/---
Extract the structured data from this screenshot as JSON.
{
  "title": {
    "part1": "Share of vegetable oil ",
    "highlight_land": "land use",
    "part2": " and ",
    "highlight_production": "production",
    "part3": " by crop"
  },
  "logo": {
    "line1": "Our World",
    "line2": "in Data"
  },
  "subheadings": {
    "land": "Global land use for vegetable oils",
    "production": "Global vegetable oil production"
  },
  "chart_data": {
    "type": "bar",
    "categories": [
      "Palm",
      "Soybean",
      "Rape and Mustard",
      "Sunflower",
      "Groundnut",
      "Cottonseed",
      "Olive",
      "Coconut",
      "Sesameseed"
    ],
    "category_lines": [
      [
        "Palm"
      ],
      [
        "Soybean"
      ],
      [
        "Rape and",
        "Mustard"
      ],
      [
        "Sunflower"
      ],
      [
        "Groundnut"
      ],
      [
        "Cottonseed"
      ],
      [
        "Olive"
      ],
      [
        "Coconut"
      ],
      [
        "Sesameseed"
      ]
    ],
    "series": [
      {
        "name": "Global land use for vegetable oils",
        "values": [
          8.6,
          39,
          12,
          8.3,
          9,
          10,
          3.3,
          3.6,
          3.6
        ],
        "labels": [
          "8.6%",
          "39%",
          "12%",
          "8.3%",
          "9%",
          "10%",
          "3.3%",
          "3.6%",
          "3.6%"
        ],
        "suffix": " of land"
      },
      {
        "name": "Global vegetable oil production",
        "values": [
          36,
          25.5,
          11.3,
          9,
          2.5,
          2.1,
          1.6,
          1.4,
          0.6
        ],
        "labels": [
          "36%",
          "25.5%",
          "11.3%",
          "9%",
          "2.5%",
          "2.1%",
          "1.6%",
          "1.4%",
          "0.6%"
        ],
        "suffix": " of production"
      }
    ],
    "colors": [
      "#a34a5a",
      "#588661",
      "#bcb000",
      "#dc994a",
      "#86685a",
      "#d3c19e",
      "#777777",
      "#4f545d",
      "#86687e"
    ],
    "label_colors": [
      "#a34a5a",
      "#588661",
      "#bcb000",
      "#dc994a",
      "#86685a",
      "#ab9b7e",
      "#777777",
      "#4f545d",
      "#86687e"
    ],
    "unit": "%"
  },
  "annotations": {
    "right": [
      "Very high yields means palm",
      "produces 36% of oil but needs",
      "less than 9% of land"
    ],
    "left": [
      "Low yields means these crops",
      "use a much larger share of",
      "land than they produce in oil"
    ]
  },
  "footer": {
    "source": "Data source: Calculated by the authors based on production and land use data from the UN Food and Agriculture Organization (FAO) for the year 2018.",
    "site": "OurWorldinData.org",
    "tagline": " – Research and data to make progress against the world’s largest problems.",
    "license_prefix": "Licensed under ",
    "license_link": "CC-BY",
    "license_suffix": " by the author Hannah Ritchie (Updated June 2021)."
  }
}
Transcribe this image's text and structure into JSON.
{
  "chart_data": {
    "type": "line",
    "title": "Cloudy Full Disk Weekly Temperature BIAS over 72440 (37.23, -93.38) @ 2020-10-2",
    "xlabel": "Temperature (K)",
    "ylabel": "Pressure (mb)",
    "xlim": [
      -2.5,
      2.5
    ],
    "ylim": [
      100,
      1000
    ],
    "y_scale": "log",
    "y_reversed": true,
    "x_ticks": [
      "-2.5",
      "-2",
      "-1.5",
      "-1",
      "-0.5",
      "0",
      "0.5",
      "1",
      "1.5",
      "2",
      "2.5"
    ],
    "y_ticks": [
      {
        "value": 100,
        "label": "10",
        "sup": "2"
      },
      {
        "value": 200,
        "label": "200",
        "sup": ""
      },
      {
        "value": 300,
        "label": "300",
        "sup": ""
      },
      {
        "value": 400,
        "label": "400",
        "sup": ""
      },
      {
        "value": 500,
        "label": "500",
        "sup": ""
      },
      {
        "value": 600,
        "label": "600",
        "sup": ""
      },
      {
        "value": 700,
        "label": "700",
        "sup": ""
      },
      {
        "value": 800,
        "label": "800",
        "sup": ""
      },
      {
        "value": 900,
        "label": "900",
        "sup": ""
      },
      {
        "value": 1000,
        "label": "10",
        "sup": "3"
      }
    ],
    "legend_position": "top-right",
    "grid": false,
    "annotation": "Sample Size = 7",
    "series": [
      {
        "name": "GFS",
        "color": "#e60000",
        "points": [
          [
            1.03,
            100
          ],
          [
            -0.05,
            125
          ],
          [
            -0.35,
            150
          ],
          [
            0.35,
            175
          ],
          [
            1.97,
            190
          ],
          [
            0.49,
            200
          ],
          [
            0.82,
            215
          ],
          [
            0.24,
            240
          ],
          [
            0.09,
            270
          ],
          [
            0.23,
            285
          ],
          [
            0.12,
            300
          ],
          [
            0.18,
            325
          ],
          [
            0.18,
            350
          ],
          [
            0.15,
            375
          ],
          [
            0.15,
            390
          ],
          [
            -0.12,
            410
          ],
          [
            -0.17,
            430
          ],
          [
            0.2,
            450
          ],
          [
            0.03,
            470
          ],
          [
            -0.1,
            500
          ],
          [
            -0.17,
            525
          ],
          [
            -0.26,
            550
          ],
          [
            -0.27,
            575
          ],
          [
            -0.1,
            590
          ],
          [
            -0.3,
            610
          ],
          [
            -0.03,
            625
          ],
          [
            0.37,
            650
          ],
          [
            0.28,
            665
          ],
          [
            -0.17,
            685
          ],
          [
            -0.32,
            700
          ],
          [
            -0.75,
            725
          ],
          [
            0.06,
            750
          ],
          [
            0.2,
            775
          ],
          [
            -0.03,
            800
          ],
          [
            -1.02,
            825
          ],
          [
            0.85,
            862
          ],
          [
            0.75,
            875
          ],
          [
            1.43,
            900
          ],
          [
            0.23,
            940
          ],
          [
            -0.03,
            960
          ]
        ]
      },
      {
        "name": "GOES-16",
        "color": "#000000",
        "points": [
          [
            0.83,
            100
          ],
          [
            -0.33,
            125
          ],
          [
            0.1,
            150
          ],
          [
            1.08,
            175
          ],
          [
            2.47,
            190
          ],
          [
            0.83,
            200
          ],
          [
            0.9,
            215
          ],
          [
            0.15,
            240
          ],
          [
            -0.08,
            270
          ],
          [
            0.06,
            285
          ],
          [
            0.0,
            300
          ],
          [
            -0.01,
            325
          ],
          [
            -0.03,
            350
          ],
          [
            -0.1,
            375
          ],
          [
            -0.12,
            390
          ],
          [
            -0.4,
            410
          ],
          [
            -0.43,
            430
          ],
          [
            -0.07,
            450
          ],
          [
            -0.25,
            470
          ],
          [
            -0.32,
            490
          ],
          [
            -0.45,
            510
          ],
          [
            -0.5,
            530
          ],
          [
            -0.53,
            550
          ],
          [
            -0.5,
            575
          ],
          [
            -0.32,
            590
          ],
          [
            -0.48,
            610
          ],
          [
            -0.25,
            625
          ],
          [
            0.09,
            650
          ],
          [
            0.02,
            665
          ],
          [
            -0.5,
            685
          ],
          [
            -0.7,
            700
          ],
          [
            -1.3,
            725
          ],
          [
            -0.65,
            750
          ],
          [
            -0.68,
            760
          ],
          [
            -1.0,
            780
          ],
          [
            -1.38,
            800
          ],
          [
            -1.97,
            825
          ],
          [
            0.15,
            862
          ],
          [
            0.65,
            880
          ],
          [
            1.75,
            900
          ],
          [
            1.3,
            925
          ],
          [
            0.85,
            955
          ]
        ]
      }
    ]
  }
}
\---
Report all lines of the material that contain the word "vegetable".

THE SOLUTION ->
    "part1": "Share of vegetable oil ",
    "land": "Global land use for vegetable oils",
    "production": "Global vegetable oil production"
        "name": "Global land use for vegetable oils",
        "name": "Global vegetable oil production",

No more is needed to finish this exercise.